TASK TO CARRY OUT:
Give the number of lines that include the string "ordre", nothing more.

========================

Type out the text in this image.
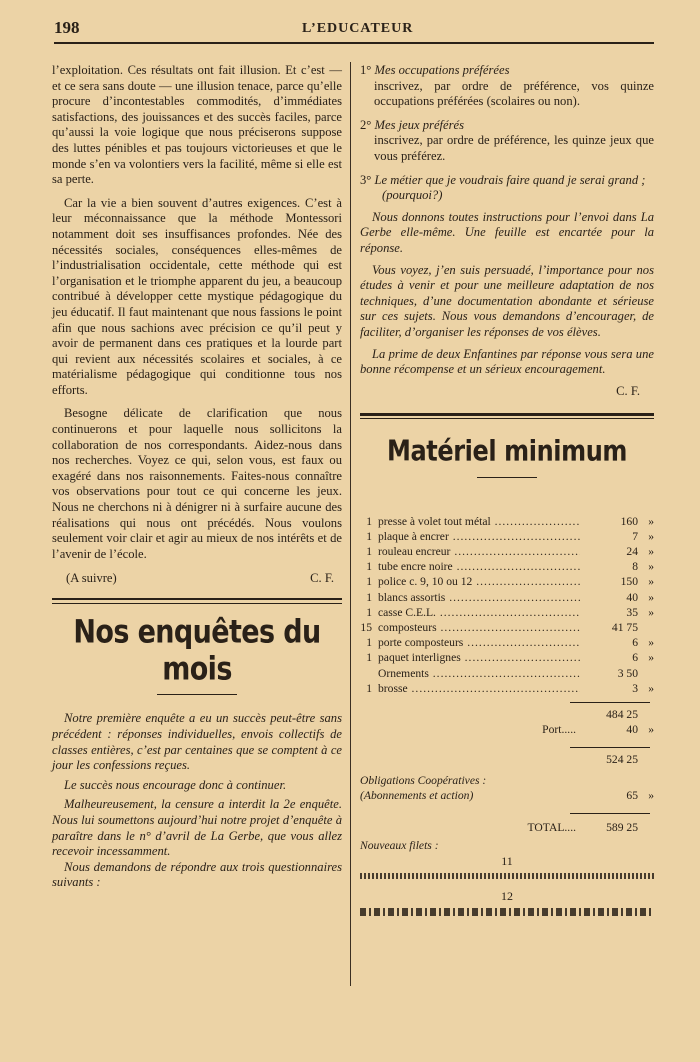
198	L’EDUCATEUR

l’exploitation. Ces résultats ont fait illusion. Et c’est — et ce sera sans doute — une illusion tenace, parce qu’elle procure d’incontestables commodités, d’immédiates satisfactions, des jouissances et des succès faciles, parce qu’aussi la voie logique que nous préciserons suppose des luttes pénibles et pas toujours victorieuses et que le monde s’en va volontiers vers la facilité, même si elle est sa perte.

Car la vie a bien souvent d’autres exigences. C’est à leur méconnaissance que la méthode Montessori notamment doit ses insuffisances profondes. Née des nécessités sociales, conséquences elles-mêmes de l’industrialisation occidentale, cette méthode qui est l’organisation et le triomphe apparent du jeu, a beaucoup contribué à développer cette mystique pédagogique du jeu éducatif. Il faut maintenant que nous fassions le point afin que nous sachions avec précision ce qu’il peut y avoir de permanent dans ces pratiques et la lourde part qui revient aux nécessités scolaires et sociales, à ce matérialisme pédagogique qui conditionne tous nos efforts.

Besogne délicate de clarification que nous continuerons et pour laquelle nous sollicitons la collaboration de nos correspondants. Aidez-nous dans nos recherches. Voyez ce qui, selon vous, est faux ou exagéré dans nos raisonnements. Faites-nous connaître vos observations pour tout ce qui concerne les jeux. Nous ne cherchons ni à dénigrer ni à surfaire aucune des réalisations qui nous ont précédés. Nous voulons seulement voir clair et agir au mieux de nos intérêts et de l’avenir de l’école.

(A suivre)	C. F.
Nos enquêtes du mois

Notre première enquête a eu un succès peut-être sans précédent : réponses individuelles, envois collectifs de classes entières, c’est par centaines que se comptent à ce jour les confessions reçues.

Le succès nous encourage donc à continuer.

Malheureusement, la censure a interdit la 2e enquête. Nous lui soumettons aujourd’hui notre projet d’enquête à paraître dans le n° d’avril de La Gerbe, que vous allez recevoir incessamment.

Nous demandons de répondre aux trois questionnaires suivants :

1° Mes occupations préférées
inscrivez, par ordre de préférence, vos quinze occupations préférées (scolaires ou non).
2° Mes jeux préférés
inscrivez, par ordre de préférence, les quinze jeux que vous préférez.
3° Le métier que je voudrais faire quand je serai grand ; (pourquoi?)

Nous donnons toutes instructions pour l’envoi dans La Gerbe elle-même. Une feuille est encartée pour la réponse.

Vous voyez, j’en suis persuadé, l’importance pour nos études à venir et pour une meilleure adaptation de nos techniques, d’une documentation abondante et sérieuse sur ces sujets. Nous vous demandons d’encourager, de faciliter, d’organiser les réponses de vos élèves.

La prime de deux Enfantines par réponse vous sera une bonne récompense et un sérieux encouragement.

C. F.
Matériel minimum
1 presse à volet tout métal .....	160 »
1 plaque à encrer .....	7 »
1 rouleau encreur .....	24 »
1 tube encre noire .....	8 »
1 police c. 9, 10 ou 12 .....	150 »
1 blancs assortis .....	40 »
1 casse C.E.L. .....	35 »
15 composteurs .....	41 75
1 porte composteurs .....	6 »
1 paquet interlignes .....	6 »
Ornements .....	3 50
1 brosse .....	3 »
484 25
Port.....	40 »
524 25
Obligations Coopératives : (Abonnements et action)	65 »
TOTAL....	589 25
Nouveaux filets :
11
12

========================

SOLUTION FOR THIS EXERCISE:
2